══ DATA FOR THIS EXERCISE
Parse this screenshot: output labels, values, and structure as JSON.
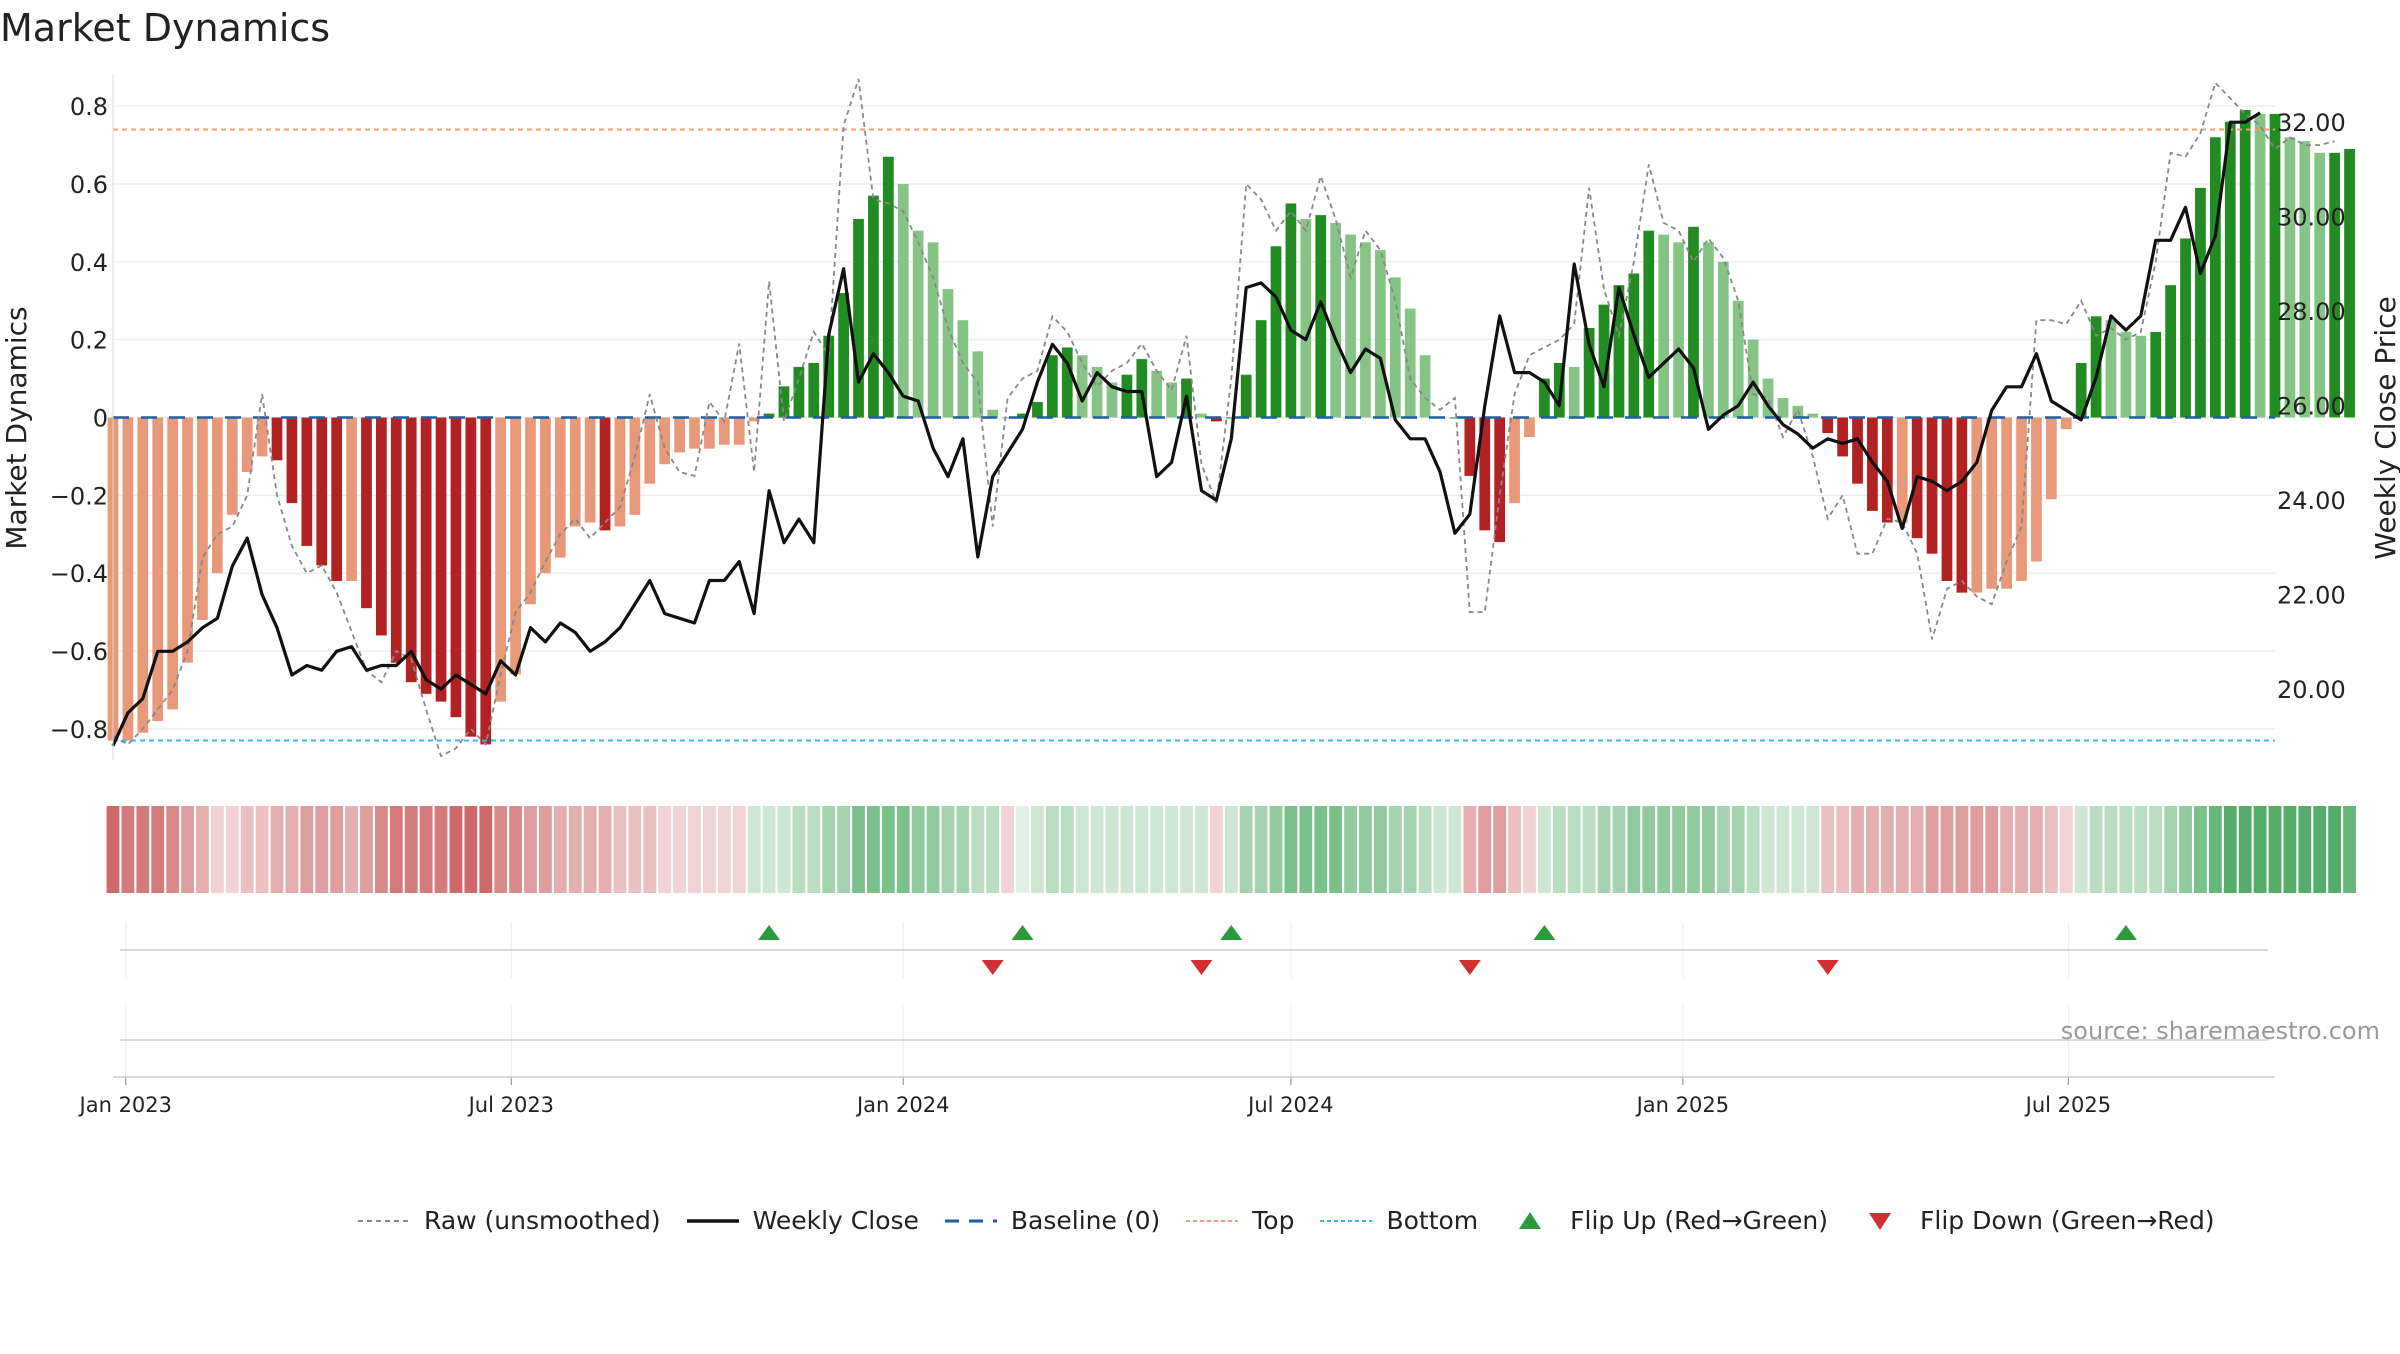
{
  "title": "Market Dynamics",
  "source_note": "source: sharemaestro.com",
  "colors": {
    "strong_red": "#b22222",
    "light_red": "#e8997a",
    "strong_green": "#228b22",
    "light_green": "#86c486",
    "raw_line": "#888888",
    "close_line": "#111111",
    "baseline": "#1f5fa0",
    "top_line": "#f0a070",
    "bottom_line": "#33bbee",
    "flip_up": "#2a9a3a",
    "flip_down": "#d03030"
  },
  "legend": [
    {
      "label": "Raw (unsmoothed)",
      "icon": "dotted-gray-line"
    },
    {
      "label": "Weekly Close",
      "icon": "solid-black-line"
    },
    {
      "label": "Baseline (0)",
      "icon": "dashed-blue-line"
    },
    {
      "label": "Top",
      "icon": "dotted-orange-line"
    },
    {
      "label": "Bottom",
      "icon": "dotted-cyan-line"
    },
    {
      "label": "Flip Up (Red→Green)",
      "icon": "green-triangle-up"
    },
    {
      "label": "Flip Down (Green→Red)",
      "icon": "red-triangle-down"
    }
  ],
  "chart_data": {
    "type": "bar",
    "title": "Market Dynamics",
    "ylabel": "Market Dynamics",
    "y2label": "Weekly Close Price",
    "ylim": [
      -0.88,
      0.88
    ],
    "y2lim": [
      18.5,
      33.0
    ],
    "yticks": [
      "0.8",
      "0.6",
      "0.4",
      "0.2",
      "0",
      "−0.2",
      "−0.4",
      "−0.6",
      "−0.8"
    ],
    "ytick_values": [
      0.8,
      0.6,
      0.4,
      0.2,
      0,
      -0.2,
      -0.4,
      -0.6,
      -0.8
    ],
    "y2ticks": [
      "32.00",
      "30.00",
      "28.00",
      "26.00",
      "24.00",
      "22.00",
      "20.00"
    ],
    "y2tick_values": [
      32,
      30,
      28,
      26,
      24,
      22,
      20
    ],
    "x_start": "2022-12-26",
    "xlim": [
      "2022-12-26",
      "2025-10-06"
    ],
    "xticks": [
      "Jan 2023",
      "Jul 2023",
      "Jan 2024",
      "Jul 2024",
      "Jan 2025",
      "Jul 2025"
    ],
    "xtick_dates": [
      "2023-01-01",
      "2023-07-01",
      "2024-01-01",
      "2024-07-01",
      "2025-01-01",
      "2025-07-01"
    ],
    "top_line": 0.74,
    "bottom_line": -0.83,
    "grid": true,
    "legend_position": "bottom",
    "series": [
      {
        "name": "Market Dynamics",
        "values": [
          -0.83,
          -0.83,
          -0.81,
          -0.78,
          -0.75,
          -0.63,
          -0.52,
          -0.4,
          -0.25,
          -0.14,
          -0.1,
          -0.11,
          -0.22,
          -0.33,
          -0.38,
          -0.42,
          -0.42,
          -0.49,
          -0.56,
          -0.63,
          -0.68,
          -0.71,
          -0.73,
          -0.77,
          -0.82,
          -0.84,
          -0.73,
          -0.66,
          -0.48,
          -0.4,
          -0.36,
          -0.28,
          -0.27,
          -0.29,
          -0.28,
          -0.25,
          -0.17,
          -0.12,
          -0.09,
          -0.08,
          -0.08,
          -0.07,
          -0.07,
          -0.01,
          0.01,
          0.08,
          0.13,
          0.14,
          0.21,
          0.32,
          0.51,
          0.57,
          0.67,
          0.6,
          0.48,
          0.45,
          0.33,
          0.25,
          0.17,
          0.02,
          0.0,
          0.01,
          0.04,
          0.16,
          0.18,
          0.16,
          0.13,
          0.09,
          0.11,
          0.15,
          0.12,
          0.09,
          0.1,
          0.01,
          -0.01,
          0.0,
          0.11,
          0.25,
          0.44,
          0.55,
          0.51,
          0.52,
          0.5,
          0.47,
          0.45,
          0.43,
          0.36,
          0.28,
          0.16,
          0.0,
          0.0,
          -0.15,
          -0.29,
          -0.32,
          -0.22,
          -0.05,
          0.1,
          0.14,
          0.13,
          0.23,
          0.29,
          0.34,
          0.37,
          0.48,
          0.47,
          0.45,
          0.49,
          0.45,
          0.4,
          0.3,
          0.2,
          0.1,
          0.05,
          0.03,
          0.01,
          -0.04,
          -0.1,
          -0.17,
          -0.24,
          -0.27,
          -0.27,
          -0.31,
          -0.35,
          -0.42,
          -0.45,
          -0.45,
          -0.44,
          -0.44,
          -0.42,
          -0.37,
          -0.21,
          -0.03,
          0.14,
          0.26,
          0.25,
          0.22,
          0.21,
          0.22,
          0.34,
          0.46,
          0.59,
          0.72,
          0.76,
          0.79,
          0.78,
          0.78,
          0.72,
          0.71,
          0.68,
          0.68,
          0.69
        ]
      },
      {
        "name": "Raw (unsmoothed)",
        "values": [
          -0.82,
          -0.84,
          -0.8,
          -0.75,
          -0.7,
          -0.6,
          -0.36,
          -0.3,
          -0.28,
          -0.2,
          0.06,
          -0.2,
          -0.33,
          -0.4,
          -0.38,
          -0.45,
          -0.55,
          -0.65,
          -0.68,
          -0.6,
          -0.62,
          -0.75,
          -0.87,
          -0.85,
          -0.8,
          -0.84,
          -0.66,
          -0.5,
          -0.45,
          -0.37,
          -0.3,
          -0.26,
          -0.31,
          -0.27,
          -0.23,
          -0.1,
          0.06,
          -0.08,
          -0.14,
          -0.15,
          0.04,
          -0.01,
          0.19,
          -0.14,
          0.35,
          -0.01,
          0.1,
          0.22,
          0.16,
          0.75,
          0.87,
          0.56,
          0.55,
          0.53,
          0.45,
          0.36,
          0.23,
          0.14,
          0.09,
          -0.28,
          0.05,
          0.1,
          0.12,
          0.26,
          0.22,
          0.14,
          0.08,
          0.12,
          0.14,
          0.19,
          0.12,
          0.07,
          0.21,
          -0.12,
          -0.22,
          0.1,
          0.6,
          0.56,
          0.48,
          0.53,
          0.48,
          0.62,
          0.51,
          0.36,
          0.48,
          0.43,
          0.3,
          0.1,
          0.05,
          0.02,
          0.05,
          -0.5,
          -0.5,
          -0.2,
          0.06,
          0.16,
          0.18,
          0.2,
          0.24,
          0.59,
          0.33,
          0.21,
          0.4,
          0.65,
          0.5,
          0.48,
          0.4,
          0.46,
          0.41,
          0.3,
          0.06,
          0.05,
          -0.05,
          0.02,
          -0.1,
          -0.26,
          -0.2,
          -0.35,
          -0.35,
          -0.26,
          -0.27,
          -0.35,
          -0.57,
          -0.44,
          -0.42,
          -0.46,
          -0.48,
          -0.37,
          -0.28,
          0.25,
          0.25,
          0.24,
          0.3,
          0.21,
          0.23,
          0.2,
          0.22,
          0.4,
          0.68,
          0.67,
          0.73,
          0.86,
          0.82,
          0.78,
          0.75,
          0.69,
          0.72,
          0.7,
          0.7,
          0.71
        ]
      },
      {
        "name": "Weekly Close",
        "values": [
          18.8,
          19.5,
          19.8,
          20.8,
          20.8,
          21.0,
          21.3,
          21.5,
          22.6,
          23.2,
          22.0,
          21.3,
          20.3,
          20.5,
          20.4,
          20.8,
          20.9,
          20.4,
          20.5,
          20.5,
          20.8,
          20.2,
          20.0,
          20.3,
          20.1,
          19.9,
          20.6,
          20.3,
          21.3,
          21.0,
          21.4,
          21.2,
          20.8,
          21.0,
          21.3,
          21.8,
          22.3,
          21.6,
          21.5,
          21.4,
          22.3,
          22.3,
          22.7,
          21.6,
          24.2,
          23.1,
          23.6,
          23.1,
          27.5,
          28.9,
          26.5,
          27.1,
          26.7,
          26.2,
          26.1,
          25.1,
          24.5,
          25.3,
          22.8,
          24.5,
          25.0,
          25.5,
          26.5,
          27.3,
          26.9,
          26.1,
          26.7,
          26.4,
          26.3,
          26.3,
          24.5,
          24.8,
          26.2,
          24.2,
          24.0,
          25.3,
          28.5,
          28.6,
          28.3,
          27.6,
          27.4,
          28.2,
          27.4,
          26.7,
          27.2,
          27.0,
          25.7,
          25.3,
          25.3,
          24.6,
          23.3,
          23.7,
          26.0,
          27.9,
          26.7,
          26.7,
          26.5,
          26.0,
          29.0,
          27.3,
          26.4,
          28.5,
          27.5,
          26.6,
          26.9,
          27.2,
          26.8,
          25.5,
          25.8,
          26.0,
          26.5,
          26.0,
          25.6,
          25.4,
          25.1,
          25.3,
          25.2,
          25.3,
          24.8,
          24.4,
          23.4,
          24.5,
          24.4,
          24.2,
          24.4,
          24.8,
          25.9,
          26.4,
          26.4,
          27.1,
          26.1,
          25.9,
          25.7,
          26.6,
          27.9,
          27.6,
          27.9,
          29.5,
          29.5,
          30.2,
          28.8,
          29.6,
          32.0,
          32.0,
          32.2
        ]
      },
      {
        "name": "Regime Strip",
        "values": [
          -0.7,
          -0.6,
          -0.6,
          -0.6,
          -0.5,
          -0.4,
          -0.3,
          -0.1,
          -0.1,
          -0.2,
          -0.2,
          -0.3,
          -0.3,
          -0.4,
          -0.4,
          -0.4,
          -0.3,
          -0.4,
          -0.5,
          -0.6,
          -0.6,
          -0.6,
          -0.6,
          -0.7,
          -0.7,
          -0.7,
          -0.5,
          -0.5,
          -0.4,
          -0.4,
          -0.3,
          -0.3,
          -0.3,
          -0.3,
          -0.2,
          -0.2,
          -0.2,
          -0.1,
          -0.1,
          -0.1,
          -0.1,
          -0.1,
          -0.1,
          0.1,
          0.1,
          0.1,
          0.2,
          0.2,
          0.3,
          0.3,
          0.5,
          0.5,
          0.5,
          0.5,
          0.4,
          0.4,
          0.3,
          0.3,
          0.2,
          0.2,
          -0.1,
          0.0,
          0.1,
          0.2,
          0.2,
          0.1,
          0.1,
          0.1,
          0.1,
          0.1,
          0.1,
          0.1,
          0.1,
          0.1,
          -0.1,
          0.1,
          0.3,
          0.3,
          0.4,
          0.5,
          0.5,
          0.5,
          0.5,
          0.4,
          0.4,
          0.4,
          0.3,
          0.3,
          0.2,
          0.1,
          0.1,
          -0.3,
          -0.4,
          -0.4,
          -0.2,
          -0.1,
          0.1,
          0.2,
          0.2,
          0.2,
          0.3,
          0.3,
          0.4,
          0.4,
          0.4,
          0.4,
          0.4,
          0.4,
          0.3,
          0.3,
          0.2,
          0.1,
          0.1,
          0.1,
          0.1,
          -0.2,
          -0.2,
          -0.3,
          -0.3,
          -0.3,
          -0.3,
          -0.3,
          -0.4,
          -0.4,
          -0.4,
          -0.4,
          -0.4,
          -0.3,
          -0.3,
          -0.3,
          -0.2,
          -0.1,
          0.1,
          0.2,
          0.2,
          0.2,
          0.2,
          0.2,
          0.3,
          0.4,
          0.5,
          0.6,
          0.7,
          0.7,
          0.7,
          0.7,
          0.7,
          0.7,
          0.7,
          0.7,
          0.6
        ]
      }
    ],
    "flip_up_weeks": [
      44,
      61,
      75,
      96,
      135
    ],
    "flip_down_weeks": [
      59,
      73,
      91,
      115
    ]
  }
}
════
DO THIS — In the listing above, find each line with the word "title" and copy it.

RESPONSE FOR THIS EXERCISE —
  "title": "Market Dynamics",
    "title": "Market Dynamics",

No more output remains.